Text section:
★ ★ ★ ★ ★ ★ ★

Well, OK, so there’s another reason my thesis work was slow: I jumped onto two new short-term projects that (1) were very much in my wheelhouse, and (2) seemed like great fodder for job applications and interviews. Both of them arose thanks to Ryan Tibshirani. Unsurprisingly, it turns out that it’s GREAT for a grad student to be on good terms with a well-known professor who gets too many requests for interesting projects and occasionally passes them on to students. In both cases, it was fantastic of Ryan to think of me, and although it’s been tough to be doing it just right now, this is legitimately the kind of research I want to do later on (and probably should have done for my thesis in the first place! argh…).

Another side project

First, knowing that I’m interested in education, Ryan asked if I’d like to help with some consulting for Duolingo, the language-learning app company (also founded by CMU folks and still Pittsburgh-based). The folks there had some interesting questions about experimental design and suitable metrics for A/B testing their app. One of our contacts there was Burr Settles, who wrote a helpful book on Active Learning (the ML technique, not the pedagogy). We had some good discussions after digging into the details of their problem: challenges of running permutation tests on massive datasets, whether old-school tests like sign-rank tests would be better for their goals, how the data-over-time structure affects their analyses, etc. These chats even led me to an old Portland State classmate’s work regarding how to get confidence intervals from a permutation test, and I have some ideas for extensions on that particular problem.

Second, knowing that I had experience with survey data, Ryan passed on to me an email request to review some new methodology. Varun Kshirsagar, working on the Poverty Probability Index (PPI), had made some revisions to this poverty-tracking method and wanted to get feedback from someone who understood both modern statistics & machine learning tools as well as the kind of complex-survey-design datasets used to estimate the PPI models. It was a real pleasure working with Varun, and thinking about how to combine these two worlds (ML and survey data) had been a huge part of my motivation to go back to grad school in the first place and attend CMU in particular. We wrote up a short paper on the method for the NIPS 2017 workshop on ML for the Developing World, and we won the best paper award 🙂 I plan to revisit some of these ideas in future research: How do we run logistic-regression lasso or elastic net with survey-weighted data? How should we cross-validate when the survey design is not iid?

Teaching

Alex and I also continued running the Teach Stats mini. This semester we decided it was a bit embarrassing that Statistics, of all fields, doesn’t have a better standardized assessment of what students are learning in our intro courses. Without such a tool, it’s hard to do good pedagogy research and give strong evidence about whether your interventions / new methods have any impact.

★ ★ ★ ★ ★ ★ ★

Stored records:
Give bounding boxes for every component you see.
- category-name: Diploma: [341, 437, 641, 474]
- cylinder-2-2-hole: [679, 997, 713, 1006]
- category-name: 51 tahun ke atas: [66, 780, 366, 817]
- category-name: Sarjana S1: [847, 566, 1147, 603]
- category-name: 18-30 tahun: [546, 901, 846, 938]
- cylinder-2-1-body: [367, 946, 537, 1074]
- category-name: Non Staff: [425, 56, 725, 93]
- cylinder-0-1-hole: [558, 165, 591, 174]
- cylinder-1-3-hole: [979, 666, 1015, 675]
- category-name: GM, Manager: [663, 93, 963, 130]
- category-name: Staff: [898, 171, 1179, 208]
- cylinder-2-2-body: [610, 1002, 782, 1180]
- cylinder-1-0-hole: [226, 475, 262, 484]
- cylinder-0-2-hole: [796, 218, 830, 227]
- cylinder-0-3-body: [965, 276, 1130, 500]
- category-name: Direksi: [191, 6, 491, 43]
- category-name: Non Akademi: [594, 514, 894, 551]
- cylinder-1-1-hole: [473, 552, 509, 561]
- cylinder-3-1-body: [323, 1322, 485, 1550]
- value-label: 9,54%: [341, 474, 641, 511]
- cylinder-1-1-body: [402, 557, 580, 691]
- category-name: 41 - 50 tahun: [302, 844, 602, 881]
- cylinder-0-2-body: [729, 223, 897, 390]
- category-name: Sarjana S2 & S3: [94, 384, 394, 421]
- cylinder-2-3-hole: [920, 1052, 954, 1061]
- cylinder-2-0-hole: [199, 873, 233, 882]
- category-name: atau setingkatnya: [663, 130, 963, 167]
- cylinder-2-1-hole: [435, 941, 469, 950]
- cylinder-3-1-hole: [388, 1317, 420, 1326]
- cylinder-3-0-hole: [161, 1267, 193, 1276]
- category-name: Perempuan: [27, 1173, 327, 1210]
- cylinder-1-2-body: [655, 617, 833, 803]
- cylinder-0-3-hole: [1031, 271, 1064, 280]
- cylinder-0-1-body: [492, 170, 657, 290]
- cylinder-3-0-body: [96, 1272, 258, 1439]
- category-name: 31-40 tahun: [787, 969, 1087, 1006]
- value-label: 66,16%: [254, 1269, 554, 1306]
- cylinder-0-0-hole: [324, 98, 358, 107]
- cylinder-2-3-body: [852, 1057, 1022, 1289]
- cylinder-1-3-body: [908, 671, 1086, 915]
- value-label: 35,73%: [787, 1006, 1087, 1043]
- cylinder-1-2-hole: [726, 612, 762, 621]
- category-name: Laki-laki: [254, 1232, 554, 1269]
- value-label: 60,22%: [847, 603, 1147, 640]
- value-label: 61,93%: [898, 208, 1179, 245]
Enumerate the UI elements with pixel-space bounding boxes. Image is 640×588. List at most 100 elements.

★ ★ ★ ★ ★ ★ ★

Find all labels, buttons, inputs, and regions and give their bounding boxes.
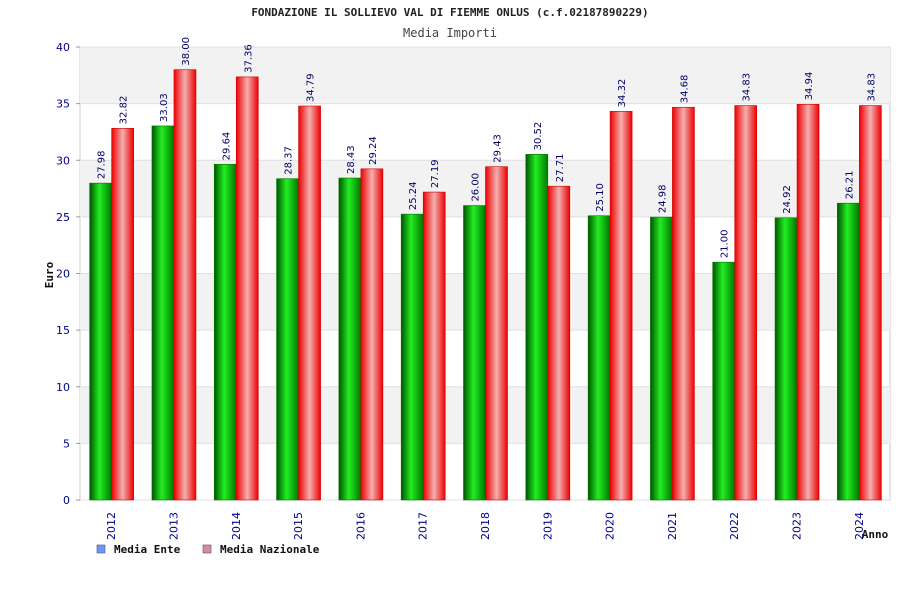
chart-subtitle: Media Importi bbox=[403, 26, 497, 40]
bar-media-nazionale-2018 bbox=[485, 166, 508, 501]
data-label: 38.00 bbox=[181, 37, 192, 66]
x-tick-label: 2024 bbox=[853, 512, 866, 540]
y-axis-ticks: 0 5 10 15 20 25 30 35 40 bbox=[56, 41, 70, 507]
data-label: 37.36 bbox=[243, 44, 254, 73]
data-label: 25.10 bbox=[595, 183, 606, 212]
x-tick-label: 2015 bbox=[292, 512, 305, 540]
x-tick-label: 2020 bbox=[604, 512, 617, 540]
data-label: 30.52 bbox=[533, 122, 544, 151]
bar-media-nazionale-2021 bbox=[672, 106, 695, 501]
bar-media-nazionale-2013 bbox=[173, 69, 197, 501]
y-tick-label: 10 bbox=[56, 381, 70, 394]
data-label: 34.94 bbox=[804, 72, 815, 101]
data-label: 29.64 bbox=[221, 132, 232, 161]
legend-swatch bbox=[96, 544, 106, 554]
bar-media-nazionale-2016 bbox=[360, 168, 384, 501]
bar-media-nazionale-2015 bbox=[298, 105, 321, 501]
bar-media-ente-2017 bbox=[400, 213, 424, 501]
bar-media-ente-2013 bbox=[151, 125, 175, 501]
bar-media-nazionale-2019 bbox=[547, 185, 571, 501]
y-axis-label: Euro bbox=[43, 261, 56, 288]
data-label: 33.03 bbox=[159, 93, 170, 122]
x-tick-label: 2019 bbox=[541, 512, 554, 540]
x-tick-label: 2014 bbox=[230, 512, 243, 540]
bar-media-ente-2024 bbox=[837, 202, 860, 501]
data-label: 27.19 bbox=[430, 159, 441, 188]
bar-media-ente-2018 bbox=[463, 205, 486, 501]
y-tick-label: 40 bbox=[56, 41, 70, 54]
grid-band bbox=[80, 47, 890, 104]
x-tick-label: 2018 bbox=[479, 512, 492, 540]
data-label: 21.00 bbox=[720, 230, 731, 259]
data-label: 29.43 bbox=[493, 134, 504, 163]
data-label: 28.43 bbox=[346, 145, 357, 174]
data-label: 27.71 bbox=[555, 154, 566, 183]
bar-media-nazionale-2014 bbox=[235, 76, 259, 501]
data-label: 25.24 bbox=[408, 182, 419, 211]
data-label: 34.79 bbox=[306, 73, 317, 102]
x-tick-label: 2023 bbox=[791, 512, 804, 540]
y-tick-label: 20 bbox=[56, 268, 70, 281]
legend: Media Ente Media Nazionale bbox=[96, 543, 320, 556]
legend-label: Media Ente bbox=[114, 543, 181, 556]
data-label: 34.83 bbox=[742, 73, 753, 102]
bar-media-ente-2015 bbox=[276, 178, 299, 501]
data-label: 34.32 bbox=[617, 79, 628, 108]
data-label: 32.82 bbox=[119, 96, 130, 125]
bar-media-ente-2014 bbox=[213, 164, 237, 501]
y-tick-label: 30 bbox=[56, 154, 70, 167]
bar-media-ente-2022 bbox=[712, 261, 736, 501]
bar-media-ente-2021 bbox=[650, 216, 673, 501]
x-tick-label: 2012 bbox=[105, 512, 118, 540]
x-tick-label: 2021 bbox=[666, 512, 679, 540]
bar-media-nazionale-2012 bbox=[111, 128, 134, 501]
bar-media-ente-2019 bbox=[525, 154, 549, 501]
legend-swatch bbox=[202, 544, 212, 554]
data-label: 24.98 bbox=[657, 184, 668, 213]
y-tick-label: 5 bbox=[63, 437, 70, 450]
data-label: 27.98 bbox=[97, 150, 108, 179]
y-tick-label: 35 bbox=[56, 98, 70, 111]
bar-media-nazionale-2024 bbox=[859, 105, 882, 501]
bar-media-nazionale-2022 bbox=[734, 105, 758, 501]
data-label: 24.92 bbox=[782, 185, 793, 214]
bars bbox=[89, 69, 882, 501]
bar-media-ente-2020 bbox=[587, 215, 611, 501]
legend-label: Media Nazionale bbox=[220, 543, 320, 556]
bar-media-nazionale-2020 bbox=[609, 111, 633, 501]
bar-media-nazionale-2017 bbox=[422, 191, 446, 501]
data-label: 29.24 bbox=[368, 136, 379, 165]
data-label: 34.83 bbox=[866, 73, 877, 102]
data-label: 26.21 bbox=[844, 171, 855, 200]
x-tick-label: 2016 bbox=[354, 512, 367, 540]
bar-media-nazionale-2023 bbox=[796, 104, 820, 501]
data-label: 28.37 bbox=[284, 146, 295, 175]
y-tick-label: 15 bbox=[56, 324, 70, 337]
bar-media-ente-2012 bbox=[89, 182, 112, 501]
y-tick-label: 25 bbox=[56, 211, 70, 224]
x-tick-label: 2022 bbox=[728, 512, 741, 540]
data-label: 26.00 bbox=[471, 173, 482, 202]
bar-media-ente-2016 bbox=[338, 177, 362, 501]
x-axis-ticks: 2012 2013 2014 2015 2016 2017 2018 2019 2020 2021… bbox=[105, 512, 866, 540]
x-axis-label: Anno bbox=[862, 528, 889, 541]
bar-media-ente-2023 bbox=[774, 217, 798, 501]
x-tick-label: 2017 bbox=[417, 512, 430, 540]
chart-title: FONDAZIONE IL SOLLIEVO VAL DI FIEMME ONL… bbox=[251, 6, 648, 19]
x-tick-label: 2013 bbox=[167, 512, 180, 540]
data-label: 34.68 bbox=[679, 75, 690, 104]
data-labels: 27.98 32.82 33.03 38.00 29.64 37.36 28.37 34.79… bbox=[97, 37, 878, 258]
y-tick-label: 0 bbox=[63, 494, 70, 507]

★ ★ ★ ★ ★ ★ ★

Given problem:
Answer these from the post on side projects and teaching:
1. Which language-learning app company was the consulting done for?
2. What award did the short paper written with Varun Kshirsagar win, and at which workshop?
3. Which mini did the writer and Alex continue running?

Solution to this exercise:
1. Duolingo.
2. The best paper award, at the NIPS 2017 workshop on ML for the Developing World.
3. The Teach Stats mini.